Supplied information
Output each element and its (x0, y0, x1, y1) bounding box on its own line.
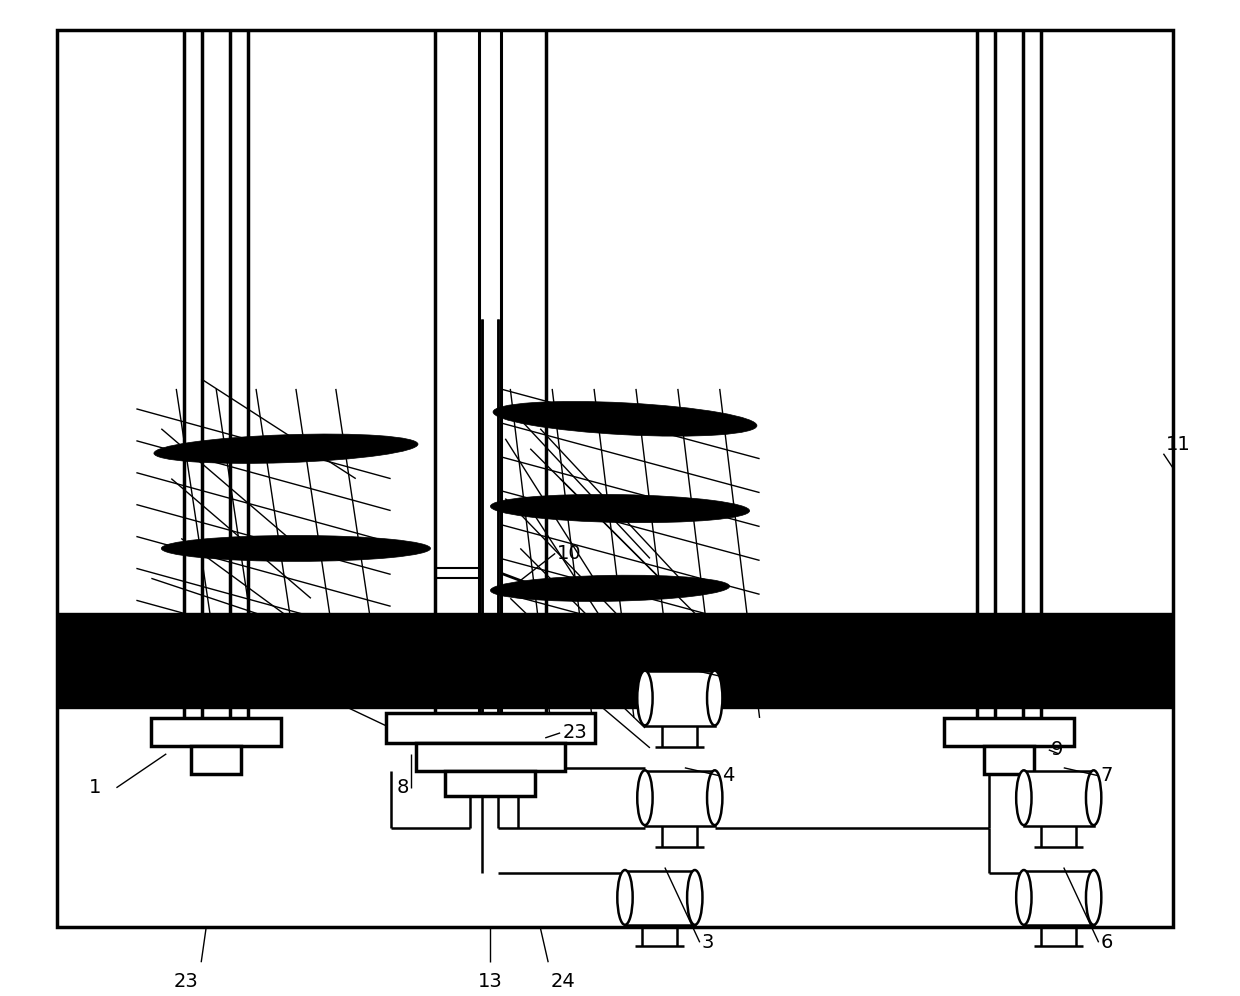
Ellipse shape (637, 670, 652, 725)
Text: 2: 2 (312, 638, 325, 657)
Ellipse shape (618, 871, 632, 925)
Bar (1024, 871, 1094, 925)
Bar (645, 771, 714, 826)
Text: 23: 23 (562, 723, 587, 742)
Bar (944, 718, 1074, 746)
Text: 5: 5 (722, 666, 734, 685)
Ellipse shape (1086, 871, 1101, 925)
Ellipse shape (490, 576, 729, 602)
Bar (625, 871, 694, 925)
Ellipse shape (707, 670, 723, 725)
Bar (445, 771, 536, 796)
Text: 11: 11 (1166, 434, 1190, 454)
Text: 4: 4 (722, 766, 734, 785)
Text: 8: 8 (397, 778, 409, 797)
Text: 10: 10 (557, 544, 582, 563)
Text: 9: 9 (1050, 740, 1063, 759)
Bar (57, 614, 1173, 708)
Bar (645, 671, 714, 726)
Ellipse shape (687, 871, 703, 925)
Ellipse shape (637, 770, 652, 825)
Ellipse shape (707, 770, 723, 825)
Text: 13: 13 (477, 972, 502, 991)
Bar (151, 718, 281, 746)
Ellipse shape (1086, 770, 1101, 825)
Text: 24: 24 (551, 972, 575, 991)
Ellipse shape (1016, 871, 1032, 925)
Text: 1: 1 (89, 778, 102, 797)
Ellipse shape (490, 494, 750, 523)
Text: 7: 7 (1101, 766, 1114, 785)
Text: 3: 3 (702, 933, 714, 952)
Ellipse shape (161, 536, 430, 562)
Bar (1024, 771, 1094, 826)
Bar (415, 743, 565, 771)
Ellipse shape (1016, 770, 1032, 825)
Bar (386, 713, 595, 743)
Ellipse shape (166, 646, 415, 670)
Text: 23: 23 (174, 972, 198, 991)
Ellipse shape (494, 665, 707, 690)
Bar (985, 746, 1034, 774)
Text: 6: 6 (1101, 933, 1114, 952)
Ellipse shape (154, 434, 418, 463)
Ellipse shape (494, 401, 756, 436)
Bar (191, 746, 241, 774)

What you should do
Write out the material again, swapping each "Ellipse shape" for "Oval" and changing nothing else. Leave out the picture.

Output
Output each element and its (x0, y0, x1, y1) bounding box on its own line.
Oval (637, 670, 652, 725)
Text: 2: 2 (312, 638, 325, 657)
Oval (618, 871, 632, 925)
Bar (1024, 871, 1094, 925)
Bar (645, 771, 714, 826)
Text: 23: 23 (562, 723, 587, 742)
Bar (944, 718, 1074, 746)
Text: 5: 5 (722, 666, 734, 685)
Oval (1086, 871, 1101, 925)
Oval (490, 576, 729, 602)
Bar (625, 871, 694, 925)
Oval (707, 670, 723, 725)
Bar (445, 771, 536, 796)
Text: 11: 11 (1166, 434, 1190, 454)
Text: 4: 4 (722, 766, 734, 785)
Text: 8: 8 (397, 778, 409, 797)
Text: 10: 10 (557, 544, 582, 563)
Text: 9: 9 (1050, 740, 1063, 759)
Bar (57, 614, 1173, 708)
Bar (645, 671, 714, 726)
Oval (687, 871, 703, 925)
Oval (637, 770, 652, 825)
Oval (707, 770, 723, 825)
Text: 13: 13 (477, 972, 502, 991)
Bar (151, 718, 281, 746)
Oval (1086, 770, 1101, 825)
Text: 24: 24 (551, 972, 575, 991)
Oval (1016, 871, 1032, 925)
Text: 1: 1 (89, 778, 102, 797)
Oval (490, 494, 750, 523)
Text: 7: 7 (1101, 766, 1114, 785)
Text: 3: 3 (702, 933, 714, 952)
Oval (161, 536, 430, 562)
Bar (1024, 771, 1094, 826)
Bar (415, 743, 565, 771)
Oval (1016, 770, 1032, 825)
Bar (386, 713, 595, 743)
Oval (166, 646, 415, 670)
Text: 23: 23 (174, 972, 198, 991)
Oval (494, 665, 707, 690)
Bar (985, 746, 1034, 774)
Text: 6: 6 (1101, 933, 1114, 952)
Oval (154, 434, 418, 463)
Oval (494, 401, 756, 436)
Bar (191, 746, 241, 774)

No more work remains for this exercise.